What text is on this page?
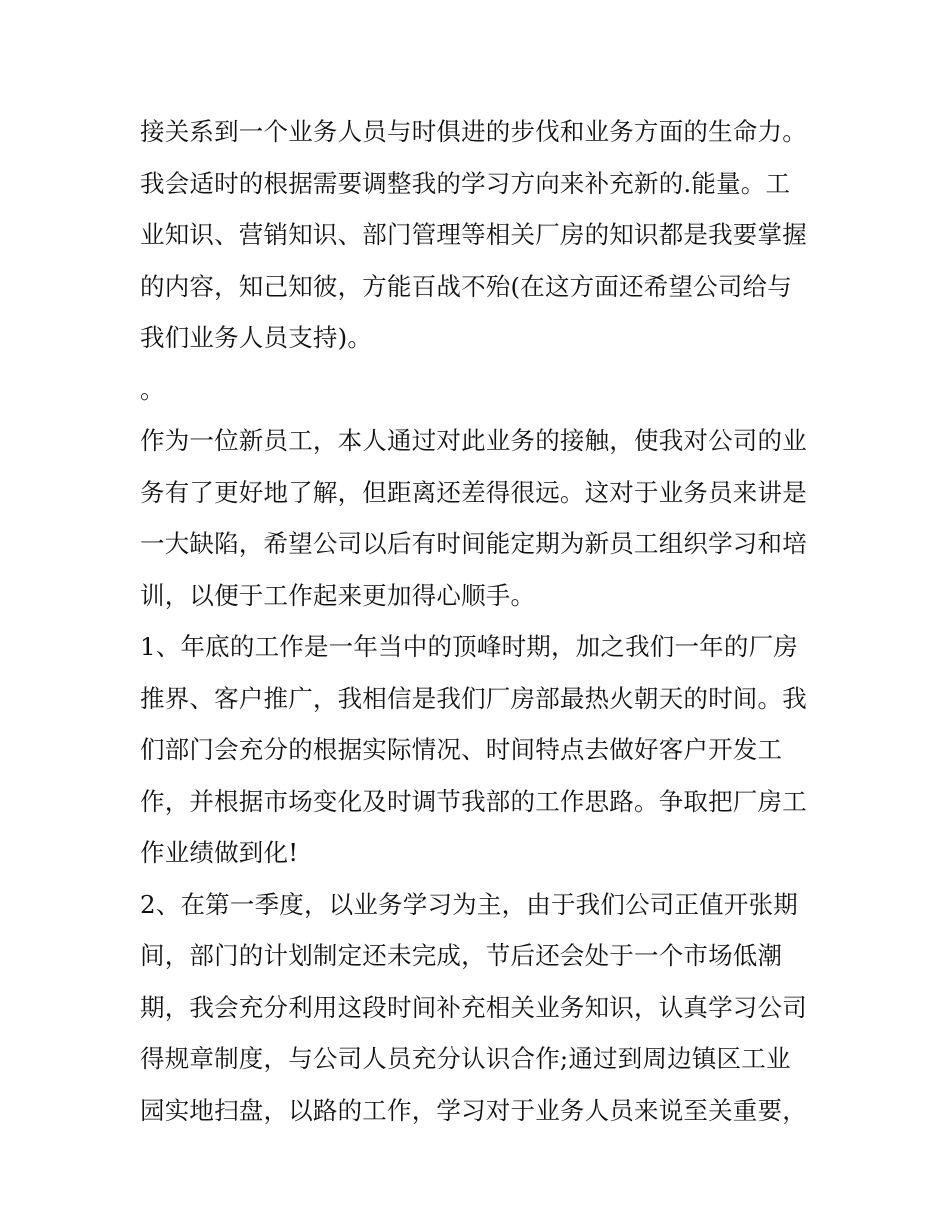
接关系到一个业务人员与时俱进的步伐和业务方面的生命力。
我会适时的根据需要调整我的学习方向来补充新的.能量。工
业知识、营销知识、部门管理等相关厂房的知识都是我要掌握
的内容，知己知彼，方能百战不殆(在这方面还希望公司给与
我们业务人员支持)。
。
作为一位新员工，本人通过对此业务的接触，使我对公司的业
务有了更好地了解，但距离还差得很远。这对于业务员来讲是
一大缺陷，希望公司以后有时间能定期为新员工组织学习和培
训，以便于工作起来更加得心顺手。
1、年底的工作是一年当中的顶峰时期，加之我们一年的厂房
推界、客户推广，我相信是我们厂房部最热火朝天的时间。我
们部门会充分的根据实际情况、时间特点去做好客户开发工
作，并根据市场变化及时调节我部的工作思路。争取把厂房工
作业绩做到化!
2、在第一季度，以业务学习为主，由于我们公司正值开张期
间，部门的计划制定还未完成，节后还会处于一个市场低潮
期，我会充分利用这段时间补充相关业务知识，认真学习公司
得规章制度，与公司人员充分认识合作;通过到周边镇区工业
园实地扫盘，以路的工作，学习对于业务人员来说至关重要，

★ ★ ★ ★ ★

What to produce:
Drop the pictures and reproduce the rest of the entries above exactly.

Final result:
What text is on this page?
接关系到一个业务人员与时俱进的步伐和业务方面的生命力。
我会适时的根据需要调整我的学习方向来补充新的.能量。工
业知识、营销知识、部门管理等相关厂房的知识都是我要掌握
的内容，知己知彼，方能百战不殆(在这方面还希望公司给与
我们业务人员支持)。
。
作为一位新员工，本人通过对此业务的接触，使我对公司的业
务有了更好地了解，但距离还差得很远。这对于业务员来讲是
一大缺陷，希望公司以后有时间能定期为新员工组织学习和培
训，以便于工作起来更加得心顺手。
1、年底的工作是一年当中的顶峰时期，加之我们一年的厂房
推界、客户推广，我相信是我们厂房部最热火朝天的时间。我
们部门会充分的根据实际情况、时间特点去做好客户开发工
作，并根据市场变化及时调节我部的工作思路。争取把厂房工
作业绩做到化!
2、在第一季度，以业务学习为主，由于我们公司正值开张期
间，部门的计划制定还未完成，节后还会处于一个市场低潮
期，我会充分利用这段时间补充相关业务知识，认真学习公司
得规章制度，与公司人员充分认识合作;通过到周边镇区工业
园实地扫盘，以路的工作，学习对于业务人员来说至关重要，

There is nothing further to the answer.